Copy each line below in which the word "JSON" occurs.

-- BEGIN MATERIAL SHOWN --

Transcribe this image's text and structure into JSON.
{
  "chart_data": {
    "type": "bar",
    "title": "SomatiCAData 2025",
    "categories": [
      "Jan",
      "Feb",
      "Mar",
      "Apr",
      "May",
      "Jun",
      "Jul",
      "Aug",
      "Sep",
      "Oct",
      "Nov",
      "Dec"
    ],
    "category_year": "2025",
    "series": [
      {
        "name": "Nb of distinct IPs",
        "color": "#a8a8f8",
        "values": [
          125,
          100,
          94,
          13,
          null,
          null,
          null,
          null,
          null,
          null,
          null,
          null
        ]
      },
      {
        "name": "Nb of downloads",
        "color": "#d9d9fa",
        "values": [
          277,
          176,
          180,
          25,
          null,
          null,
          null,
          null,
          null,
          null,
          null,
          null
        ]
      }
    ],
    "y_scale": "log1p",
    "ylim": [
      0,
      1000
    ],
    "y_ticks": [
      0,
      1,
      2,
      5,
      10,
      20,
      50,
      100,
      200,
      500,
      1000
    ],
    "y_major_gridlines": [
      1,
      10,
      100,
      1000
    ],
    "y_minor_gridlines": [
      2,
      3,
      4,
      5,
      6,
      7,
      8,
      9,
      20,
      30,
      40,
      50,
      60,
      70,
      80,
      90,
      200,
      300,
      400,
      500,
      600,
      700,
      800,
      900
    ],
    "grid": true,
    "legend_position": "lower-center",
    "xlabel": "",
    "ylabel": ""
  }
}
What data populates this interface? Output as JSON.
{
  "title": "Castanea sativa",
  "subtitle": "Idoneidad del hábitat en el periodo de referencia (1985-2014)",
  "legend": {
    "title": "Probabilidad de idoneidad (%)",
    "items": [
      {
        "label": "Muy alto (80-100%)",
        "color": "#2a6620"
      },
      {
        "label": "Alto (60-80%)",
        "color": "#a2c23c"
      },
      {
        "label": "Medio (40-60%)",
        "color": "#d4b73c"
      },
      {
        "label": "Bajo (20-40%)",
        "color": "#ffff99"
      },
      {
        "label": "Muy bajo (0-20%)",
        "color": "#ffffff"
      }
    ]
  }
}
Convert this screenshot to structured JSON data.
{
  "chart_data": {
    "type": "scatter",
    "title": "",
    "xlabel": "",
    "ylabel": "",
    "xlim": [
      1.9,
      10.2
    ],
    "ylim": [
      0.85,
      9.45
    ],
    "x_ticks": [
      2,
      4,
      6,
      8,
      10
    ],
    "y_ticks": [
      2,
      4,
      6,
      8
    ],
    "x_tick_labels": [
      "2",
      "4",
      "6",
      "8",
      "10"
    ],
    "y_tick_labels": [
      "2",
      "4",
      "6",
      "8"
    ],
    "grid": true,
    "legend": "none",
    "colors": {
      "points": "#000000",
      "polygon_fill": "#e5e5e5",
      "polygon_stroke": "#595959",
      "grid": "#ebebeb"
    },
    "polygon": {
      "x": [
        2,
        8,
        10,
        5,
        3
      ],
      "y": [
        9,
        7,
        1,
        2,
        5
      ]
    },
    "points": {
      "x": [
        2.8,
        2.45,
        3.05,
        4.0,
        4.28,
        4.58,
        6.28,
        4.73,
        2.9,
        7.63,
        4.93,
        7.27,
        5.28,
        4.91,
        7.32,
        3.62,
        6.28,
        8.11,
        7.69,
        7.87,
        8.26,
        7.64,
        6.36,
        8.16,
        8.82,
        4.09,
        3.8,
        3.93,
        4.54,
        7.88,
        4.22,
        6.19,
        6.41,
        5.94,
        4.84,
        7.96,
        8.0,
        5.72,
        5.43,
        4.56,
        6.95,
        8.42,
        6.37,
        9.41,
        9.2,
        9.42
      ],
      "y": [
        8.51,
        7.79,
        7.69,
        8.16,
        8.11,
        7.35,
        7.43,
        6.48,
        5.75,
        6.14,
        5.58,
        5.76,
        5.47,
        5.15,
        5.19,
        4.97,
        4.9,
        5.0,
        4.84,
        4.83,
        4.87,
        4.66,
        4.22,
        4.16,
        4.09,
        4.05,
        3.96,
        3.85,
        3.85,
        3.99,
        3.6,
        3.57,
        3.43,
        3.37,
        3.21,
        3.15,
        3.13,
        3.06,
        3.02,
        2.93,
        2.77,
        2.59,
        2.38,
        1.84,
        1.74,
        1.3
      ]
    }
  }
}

-- END MATERIAL SHOWN --

• **THE COMPLETED TASK**:
Transcribe this image's text and structure into JSON.
What data populates this interface? Output as JSON.
Convert this screenshot to structured JSON data.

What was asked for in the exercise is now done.